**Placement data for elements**
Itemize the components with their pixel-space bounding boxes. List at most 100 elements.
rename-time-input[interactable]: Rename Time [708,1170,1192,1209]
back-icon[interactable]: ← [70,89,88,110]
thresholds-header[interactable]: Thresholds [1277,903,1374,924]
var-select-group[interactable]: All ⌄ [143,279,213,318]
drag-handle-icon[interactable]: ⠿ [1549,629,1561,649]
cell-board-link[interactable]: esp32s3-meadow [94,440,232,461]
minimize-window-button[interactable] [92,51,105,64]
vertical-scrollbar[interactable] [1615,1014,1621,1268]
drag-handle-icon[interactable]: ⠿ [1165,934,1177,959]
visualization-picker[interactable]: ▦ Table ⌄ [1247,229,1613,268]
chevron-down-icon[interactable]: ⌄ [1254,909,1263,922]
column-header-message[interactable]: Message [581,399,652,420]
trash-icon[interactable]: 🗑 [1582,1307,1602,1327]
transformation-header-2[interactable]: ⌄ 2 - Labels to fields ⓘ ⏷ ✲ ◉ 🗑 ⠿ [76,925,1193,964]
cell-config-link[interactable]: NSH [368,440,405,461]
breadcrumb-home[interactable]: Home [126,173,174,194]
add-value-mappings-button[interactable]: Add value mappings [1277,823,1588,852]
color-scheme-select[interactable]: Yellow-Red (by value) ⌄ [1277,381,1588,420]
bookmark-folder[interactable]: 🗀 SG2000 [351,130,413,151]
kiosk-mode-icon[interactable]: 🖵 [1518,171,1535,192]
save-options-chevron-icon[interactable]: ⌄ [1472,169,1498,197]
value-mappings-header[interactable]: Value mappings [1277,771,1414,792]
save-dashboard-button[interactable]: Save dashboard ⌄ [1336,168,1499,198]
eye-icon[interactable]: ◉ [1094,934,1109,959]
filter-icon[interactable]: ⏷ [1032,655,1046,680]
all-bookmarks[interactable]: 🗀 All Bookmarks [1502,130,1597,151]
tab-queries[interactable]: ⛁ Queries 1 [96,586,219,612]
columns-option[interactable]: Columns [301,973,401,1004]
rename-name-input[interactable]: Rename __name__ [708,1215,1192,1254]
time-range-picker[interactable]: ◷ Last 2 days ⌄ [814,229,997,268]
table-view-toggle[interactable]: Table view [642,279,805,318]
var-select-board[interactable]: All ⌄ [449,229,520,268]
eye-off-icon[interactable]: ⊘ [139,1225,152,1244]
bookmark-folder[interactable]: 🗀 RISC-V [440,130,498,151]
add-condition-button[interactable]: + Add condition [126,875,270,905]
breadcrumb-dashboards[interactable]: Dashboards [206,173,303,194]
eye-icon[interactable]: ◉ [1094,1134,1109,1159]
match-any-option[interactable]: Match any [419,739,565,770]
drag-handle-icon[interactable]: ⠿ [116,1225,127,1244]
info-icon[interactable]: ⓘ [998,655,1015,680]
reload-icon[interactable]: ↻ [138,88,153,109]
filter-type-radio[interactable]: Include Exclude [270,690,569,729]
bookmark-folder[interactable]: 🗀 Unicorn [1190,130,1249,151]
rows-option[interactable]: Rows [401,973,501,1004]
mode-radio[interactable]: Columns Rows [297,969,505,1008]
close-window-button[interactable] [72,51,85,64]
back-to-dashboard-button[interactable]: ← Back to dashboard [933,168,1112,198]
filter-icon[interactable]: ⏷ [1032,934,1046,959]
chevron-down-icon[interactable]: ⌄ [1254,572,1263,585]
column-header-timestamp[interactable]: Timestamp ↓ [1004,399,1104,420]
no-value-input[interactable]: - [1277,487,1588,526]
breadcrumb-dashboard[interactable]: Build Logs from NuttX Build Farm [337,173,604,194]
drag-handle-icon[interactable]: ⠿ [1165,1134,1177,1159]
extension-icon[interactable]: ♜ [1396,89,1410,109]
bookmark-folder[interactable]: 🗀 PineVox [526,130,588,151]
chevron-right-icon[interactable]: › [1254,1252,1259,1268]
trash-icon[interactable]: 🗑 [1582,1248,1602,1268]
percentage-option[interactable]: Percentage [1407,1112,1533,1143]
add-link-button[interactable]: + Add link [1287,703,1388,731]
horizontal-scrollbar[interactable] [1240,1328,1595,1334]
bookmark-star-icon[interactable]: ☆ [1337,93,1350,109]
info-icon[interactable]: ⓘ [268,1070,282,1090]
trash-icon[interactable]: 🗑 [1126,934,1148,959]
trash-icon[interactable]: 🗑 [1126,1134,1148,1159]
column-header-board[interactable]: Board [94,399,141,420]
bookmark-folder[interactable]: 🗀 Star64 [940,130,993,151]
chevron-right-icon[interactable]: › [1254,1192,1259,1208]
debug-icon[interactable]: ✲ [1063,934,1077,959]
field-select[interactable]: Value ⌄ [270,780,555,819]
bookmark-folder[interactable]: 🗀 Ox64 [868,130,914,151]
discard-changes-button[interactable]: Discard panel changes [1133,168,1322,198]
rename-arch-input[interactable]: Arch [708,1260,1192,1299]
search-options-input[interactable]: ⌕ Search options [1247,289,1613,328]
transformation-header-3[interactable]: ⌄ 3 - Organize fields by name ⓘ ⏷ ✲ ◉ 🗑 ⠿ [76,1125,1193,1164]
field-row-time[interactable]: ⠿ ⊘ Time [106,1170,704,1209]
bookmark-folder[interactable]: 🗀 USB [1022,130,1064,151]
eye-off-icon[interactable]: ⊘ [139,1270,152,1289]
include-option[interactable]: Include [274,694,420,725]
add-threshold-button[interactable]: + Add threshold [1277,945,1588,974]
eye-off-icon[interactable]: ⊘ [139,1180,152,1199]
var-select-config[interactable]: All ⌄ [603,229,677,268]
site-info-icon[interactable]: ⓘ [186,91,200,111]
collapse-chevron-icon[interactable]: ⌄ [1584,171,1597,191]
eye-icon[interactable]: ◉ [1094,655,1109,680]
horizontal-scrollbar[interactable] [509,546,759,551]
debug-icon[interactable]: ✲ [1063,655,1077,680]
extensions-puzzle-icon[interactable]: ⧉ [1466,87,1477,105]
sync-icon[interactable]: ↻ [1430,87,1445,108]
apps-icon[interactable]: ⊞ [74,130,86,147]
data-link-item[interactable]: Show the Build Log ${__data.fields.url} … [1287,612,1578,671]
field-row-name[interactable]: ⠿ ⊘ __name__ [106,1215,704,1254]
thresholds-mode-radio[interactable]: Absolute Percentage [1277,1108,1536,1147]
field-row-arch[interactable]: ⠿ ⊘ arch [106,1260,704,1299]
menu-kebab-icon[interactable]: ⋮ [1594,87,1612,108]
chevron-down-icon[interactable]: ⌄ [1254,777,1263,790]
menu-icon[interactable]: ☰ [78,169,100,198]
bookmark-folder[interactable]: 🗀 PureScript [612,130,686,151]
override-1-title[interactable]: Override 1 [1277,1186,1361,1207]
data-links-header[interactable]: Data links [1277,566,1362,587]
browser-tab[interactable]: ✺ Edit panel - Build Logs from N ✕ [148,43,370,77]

**WRITTEN INSTRUCTION**
Show each line above that contains the string "horizontal". Case counts.

**EXERCISE RESULT**
horizontal-scrollbar[interactable] [1240,1328,1595,1334]
horizontal-scrollbar[interactable] [509,546,759,551]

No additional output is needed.